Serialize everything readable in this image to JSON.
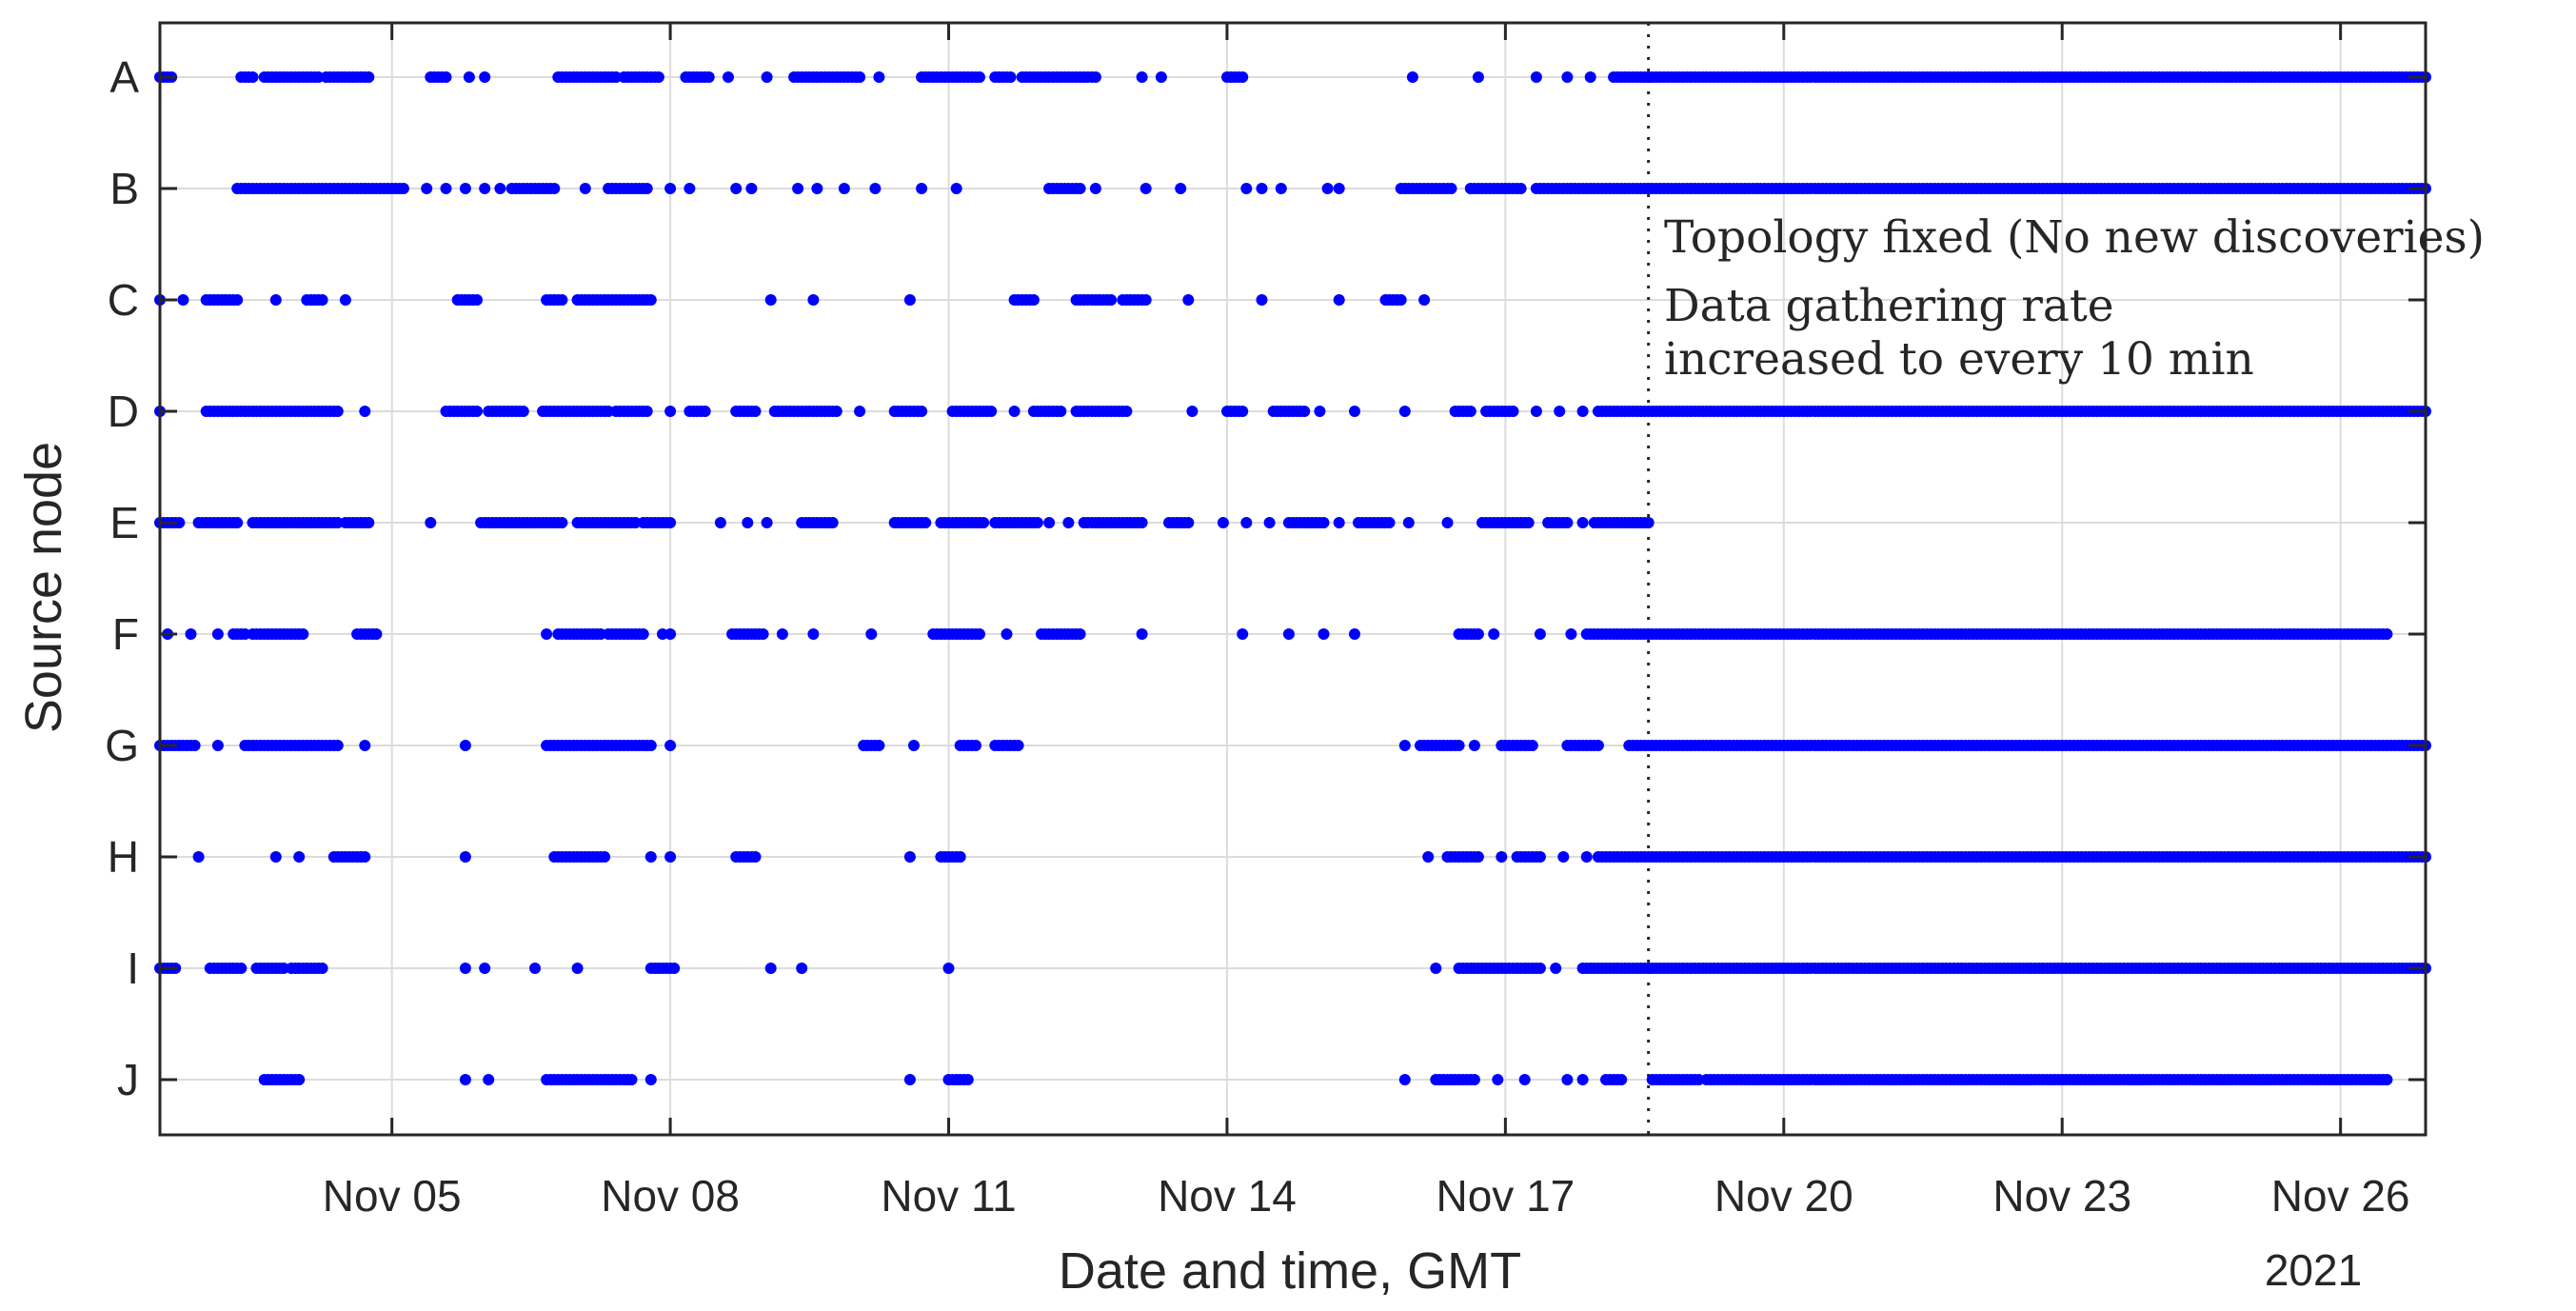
{
  "chart_data": {
    "type": "scatter",
    "xlabel": "Date and time, GMT",
    "ylabel": "Source node",
    "year_label": "2021",
    "xlim": [
      "2021-11-02T12:00",
      "2021-11-26T22:00"
    ],
    "x_ticks": [
      {
        "date": "2021-11-05",
        "label": "Nov 05"
      },
      {
        "date": "2021-11-08",
        "label": "Nov 08"
      },
      {
        "date": "2021-11-11",
        "label": "Nov 11"
      },
      {
        "date": "2021-11-14",
        "label": "Nov 14"
      },
      {
        "date": "2021-11-17",
        "label": "Nov 17"
      },
      {
        "date": "2021-11-20",
        "label": "Nov 20"
      },
      {
        "date": "2021-11-23",
        "label": "Nov 23"
      },
      {
        "date": "2021-11-26",
        "label": "Nov 26"
      }
    ],
    "categories": [
      "A",
      "B",
      "C",
      "D",
      "E",
      "F",
      "G",
      "H",
      "I",
      "J"
    ],
    "grid": true,
    "marker_color": "#0000ff",
    "event_line": {
      "date": "2021-11-18T13:00",
      "style": "dotted"
    },
    "annotations": [
      "Topology fixed (No new discoveries)",
      "Data gathering rate",
      "increased to every 10 min"
    ],
    "series": [
      {
        "node": "A",
        "segments": [
          [
            "2021-11-02T12:00",
            "2021-11-02T15:00"
          ],
          [
            "2021-11-03T09:00",
            "2021-11-03T12:00"
          ],
          [
            "2021-11-03T15:00",
            "2021-11-04T05:00"
          ],
          [
            "2021-11-04T07:00",
            "2021-11-04T18:00"
          ],
          [
            "2021-11-05T10:00",
            "2021-11-05T14:00"
          ],
          [
            "2021-11-06T19:00",
            "2021-11-07T10:00"
          ],
          [
            "2021-11-07T12:00",
            "2021-11-07T21:00"
          ],
          [
            "2021-11-08T04:00",
            "2021-11-08T10:00"
          ],
          [
            "2021-11-09T08:00",
            "2021-11-09T17:00"
          ],
          [
            "2021-11-09T18:00",
            "2021-11-10T01:00"
          ],
          [
            "2021-11-10T17:00",
            "2021-11-11T08:00"
          ],
          [
            "2021-11-11T12:00",
            "2021-11-11T16:00"
          ],
          [
            "2021-11-11T19:00",
            "2021-11-12T14:00"
          ],
          [
            "2021-11-14T00:00",
            "2021-11-14T04:00"
          ],
          [
            "2021-11-18T04:00",
            "2021-11-26T22:00"
          ]
        ],
        "points": [
          "2021-11-05T20:00",
          "2021-11-06T00:00",
          "2021-11-08T15:00",
          "2021-11-09T01:00",
          "2021-11-10T06:00",
          "2021-11-13T02:00",
          "2021-11-13T07:00",
          "2021-11-16T00:00",
          "2021-11-16T17:00",
          "2021-11-17T08:00",
          "2021-11-17T16:00",
          "2021-11-17T22:00"
        ]
      },
      {
        "node": "B",
        "segments": [
          [
            "2021-11-03T08:00",
            "2021-11-05T03:00"
          ],
          [
            "2021-11-06T07:00",
            "2021-11-06T18:00"
          ],
          [
            "2021-11-07T08:00",
            "2021-11-07T18:00"
          ],
          [
            "2021-11-12T02:00",
            "2021-11-12T10:00"
          ],
          [
            "2021-11-15T21:00",
            "2021-11-16T10:00"
          ],
          [
            "2021-11-16T15:00",
            "2021-11-17T04:00"
          ],
          [
            "2021-11-17T08:00",
            "2021-11-26T22:00"
          ]
        ],
        "points": [
          "2021-11-05T09:00",
          "2021-11-05T14:00",
          "2021-11-05T19:00",
          "2021-11-06T00:00",
          "2021-11-06T04:00",
          "2021-11-07T02:00",
          "2021-11-08T00:00",
          "2021-11-08T05:00",
          "2021-11-08T17:00",
          "2021-11-08T21:00",
          "2021-11-09T09:00",
          "2021-11-09T14:00",
          "2021-11-09T21:00",
          "2021-11-10T05:00",
          "2021-11-10T17:00",
          "2021-11-11T02:00",
          "2021-11-12T14:00",
          "2021-11-13T03:00",
          "2021-11-13T12:00",
          "2021-11-14T05:00",
          "2021-11-14T09:00",
          "2021-11-14T14:00",
          "2021-11-15T02:00",
          "2021-11-15T05:00"
        ]
      },
      {
        "node": "C",
        "segments": [
          [
            "2021-11-03T00:00",
            "2021-11-03T08:00"
          ],
          [
            "2021-11-04T02:00",
            "2021-11-04T06:00"
          ],
          [
            "2021-11-05T17:00",
            "2021-11-05T22:00"
          ],
          [
            "2021-11-06T16:00",
            "2021-11-06T20:00"
          ],
          [
            "2021-11-07T00:00",
            "2021-11-07T10:00"
          ],
          [
            "2021-11-07T11:00",
            "2021-11-07T19:00"
          ],
          [
            "2021-11-11T17:00",
            "2021-11-11T22:00"
          ],
          [
            "2021-11-12T09:00",
            "2021-11-12T18:00"
          ],
          [
            "2021-11-12T21:00",
            "2021-11-13T03:00"
          ],
          [
            "2021-11-15T17:00",
            "2021-11-15T21:00"
          ]
        ],
        "points": [
          "2021-11-02T12:00",
          "2021-11-02T18:00",
          "2021-11-03T18:00",
          "2021-11-04T12:00",
          "2021-11-09T02:00",
          "2021-11-09T13:00",
          "2021-11-10T14:00",
          "2021-11-13T14:00",
          "2021-11-14T09:00",
          "2021-11-15T05:00",
          "2021-11-16T03:00"
        ]
      },
      {
        "node": "D",
        "segments": [
          [
            "2021-11-03T00:00",
            "2021-11-04T10:00"
          ],
          [
            "2021-11-05T14:00",
            "2021-11-05T22:00"
          ],
          [
            "2021-11-06T01:00",
            "2021-11-06T10:00"
          ],
          [
            "2021-11-06T15:00",
            "2021-11-07T08:00"
          ],
          [
            "2021-11-07T10:00",
            "2021-11-07T18:00"
          ],
          [
            "2021-11-08T05:00",
            "2021-11-08T09:00"
          ],
          [
            "2021-11-08T17:00",
            "2021-11-08T22:00"
          ],
          [
            "2021-11-09T03:00",
            "2021-11-09T19:00"
          ],
          [
            "2021-11-10T10:00",
            "2021-11-10T17:00"
          ],
          [
            "2021-11-11T01:00",
            "2021-11-11T11:00"
          ],
          [
            "2021-11-11T22:00",
            "2021-11-12T05:00"
          ],
          [
            "2021-11-12T09:00",
            "2021-11-12T22:00"
          ],
          [
            "2021-11-14T00:00",
            "2021-11-14T04:00"
          ],
          [
            "2021-11-14T12:00",
            "2021-11-14T20:00"
          ],
          [
            "2021-11-16T11:00",
            "2021-11-16T15:00"
          ],
          [
            "2021-11-16T19:00",
            "2021-11-17T02:00"
          ],
          [
            "2021-11-18T00:00",
            "2021-11-26T22:00"
          ]
        ],
        "points": [
          "2021-11-02T12:00",
          "2021-11-04T17:00",
          "2021-11-08T00:00",
          "2021-11-10T01:00",
          "2021-11-11T17:00",
          "2021-11-13T15:00",
          "2021-11-15T00:00",
          "2021-11-15T09:00",
          "2021-11-15T22:00",
          "2021-11-17T08:00",
          "2021-11-17T14:00",
          "2021-11-17T20:00"
        ]
      },
      {
        "node": "E",
        "segments": [
          [
            "2021-11-02T12:00",
            "2021-11-02T17:00"
          ],
          [
            "2021-11-02T22:00",
            "2021-11-03T08:00"
          ],
          [
            "2021-11-03T12:00",
            "2021-11-04T10:00"
          ],
          [
            "2021-11-04T12:00",
            "2021-11-04T18:00"
          ],
          [
            "2021-11-05T23:00",
            "2021-11-06T20:00"
          ],
          [
            "2021-11-07T00:00",
            "2021-11-07T15:00"
          ],
          [
            "2021-11-07T17:00",
            "2021-11-08T00:00"
          ],
          [
            "2021-11-09T10:00",
            "2021-11-09T18:00"
          ],
          [
            "2021-11-10T10:00",
            "2021-11-10T18:00"
          ],
          [
            "2021-11-10T22:00",
            "2021-11-11T09:00"
          ],
          [
            "2021-11-11T12:00",
            "2021-11-11T23:00"
          ],
          [
            "2021-11-12T11:00",
            "2021-11-13T02:00"
          ],
          [
            "2021-11-13T09:00",
            "2021-11-13T14:00"
          ],
          [
            "2021-11-14T16:00",
            "2021-11-15T01:00"
          ],
          [
            "2021-11-15T10:00",
            "2021-11-15T18:00"
          ],
          [
            "2021-11-16T18:00",
            "2021-11-17T06:00"
          ],
          [
            "2021-11-17T11:00",
            "2021-11-17T16:00"
          ],
          [
            "2021-11-17T23:00",
            "2021-11-18T13:00"
          ]
        ],
        "points": [
          "2021-11-05T10:00",
          "2021-11-08T13:00",
          "2021-11-08T20:00",
          "2021-11-09T01:00",
          "2021-11-12T02:00",
          "2021-11-12T07:00",
          "2021-11-13T23:00",
          "2021-11-14T05:00",
          "2021-11-14T11:00",
          "2021-11-15T05:00",
          "2021-11-15T23:00",
          "2021-11-16T09:00",
          "2021-11-17T20:00"
        ]
      },
      {
        "node": "F",
        "segments": [
          [
            "2021-11-03T07:00",
            "2021-11-03T10:00"
          ],
          [
            "2021-11-03T12:00",
            "2021-11-04T01:00"
          ],
          [
            "2021-11-04T15:00",
            "2021-11-04T20:00"
          ],
          [
            "2021-11-06T19:00",
            "2021-11-07T06:00"
          ],
          [
            "2021-11-07T08:00",
            "2021-11-07T17:00"
          ],
          [
            "2021-11-08T16:00",
            "2021-11-09T00:00"
          ],
          [
            "2021-11-10T20:00",
            "2021-11-11T08:00"
          ],
          [
            "2021-11-12T00:00",
            "2021-11-12T10:00"
          ],
          [
            "2021-11-16T12:00",
            "2021-11-16T17:00"
          ],
          [
            "2021-11-17T21:00",
            "2021-11-18T03:00"
          ],
          [
            "2021-11-18T04:00",
            "2021-11-26T12:00"
          ]
        ],
        "points": [
          "2021-11-02T14:00",
          "2021-11-02T20:00",
          "2021-11-03T03:00",
          "2021-11-06T16:00",
          "2021-11-07T22:00",
          "2021-11-08T00:00",
          "2021-11-09T05:00",
          "2021-11-09T13:00",
          "2021-11-10T04:00",
          "2021-11-11T15:00",
          "2021-11-13T02:00",
          "2021-11-14T04:00",
          "2021-11-14T16:00",
          "2021-11-15T01:00",
          "2021-11-15T09:00",
          "2021-11-16T21:00",
          "2021-11-17T09:00",
          "2021-11-17T17:00"
        ]
      },
      {
        "node": "G",
        "segments": [
          [
            "2021-11-02T12:00",
            "2021-11-02T21:00"
          ],
          [
            "2021-11-03T10:00",
            "2021-11-04T10:00"
          ],
          [
            "2021-11-06T16:00",
            "2021-11-07T19:00"
          ],
          [
            "2021-11-10T02:00",
            "2021-11-10T06:00"
          ],
          [
            "2021-11-11T03:00",
            "2021-11-11T07:00"
          ],
          [
            "2021-11-11T12:00",
            "2021-11-11T17:00"
          ],
          [
            "2021-11-16T02:00",
            "2021-11-16T12:00"
          ],
          [
            "2021-11-17T00:00",
            "2021-11-17T07:00"
          ],
          [
            "2021-11-17T16:00",
            "2021-11-18T00:00"
          ],
          [
            "2021-11-18T08:00",
            "2021-11-26T22:00"
          ]
        ],
        "points": [
          "2021-11-03T03:00",
          "2021-11-04T17:00",
          "2021-11-05T19:00",
          "2021-11-08T00:00",
          "2021-11-10T15:00",
          "2021-11-11T18:00",
          "2021-11-15T22:00",
          "2021-11-16T16:00",
          "2021-11-16T23:00"
        ]
      },
      {
        "node": "H",
        "segments": [
          [
            "2021-11-04T09:00",
            "2021-11-04T17:00"
          ],
          [
            "2021-11-06T18:00",
            "2021-11-07T07:00"
          ],
          [
            "2021-11-08T17:00",
            "2021-11-08T22:00"
          ],
          [
            "2021-11-10T22:00",
            "2021-11-11T03:00"
          ],
          [
            "2021-11-16T09:00",
            "2021-11-16T17:00"
          ],
          [
            "2021-11-17T03:00",
            "2021-11-17T09:00"
          ],
          [
            "2021-11-18T00:00",
            "2021-11-26T22:00"
          ]
        ],
        "points": [
          "2021-11-02T22:00",
          "2021-11-03T18:00",
          "2021-11-04T00:00",
          "2021-11-05T19:00",
          "2021-11-07T19:00",
          "2021-11-08T00:00",
          "2021-11-10T14:00",
          "2021-11-16T04:00",
          "2021-11-16T23:00",
          "2021-11-17T15:00",
          "2021-11-17T21:00"
        ]
      },
      {
        "node": "I",
        "segments": [
          [
            "2021-11-02T12:00",
            "2021-11-02T16:00"
          ],
          [
            "2021-11-03T01:00",
            "2021-11-03T09:00"
          ],
          [
            "2021-11-03T13:00",
            "2021-11-03T20:00"
          ],
          [
            "2021-11-03T22:00",
            "2021-11-04T06:00"
          ],
          [
            "2021-11-07T19:00",
            "2021-11-08T01:00"
          ],
          [
            "2021-11-16T12:00",
            "2021-11-17T09:00"
          ],
          [
            "2021-11-17T20:00",
            "2021-11-26T22:00"
          ]
        ],
        "points": [
          "2021-11-05T19:00",
          "2021-11-06T00:00",
          "2021-11-06T13:00",
          "2021-11-07T00:00",
          "2021-11-09T02:00",
          "2021-11-09T10:00",
          "2021-11-11T00:00",
          "2021-11-16T06:00",
          "2021-11-17T13:00"
        ]
      },
      {
        "node": "J",
        "segments": [
          [
            "2021-11-03T15:00",
            "2021-11-04T00:00"
          ],
          [
            "2021-11-06T16:00",
            "2021-11-07T14:00"
          ],
          [
            "2021-11-11T00:00",
            "2021-11-11T05:00"
          ],
          [
            "2021-11-16T06:00",
            "2021-11-16T16:00"
          ],
          [
            "2021-11-18T02:00",
            "2021-11-18T06:00"
          ],
          [
            "2021-11-18T14:00",
            "2021-11-19T02:00"
          ],
          [
            "2021-11-19T04:00",
            "2021-11-26T12:00"
          ]
        ],
        "points": [
          "2021-11-05T19:00",
          "2021-11-06T01:00",
          "2021-11-07T19:00",
          "2021-11-10T14:00",
          "2021-11-15T22:00",
          "2021-11-16T22:00",
          "2021-11-17T05:00",
          "2021-11-17T16:00",
          "2021-11-17T20:00"
        ]
      }
    ]
  }
}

· · ·

Exercise aim:
Pull out every line above that holds the word "node".

Task result:
    "ylabel": "Source node",
        "node": "A",
        "node": "B",
        "node": "C",
        "node": "D",
        "node": "E",
        "node": "F",
        "node": "G",
        "node": "H",
        "node": "I",
        "node": "J",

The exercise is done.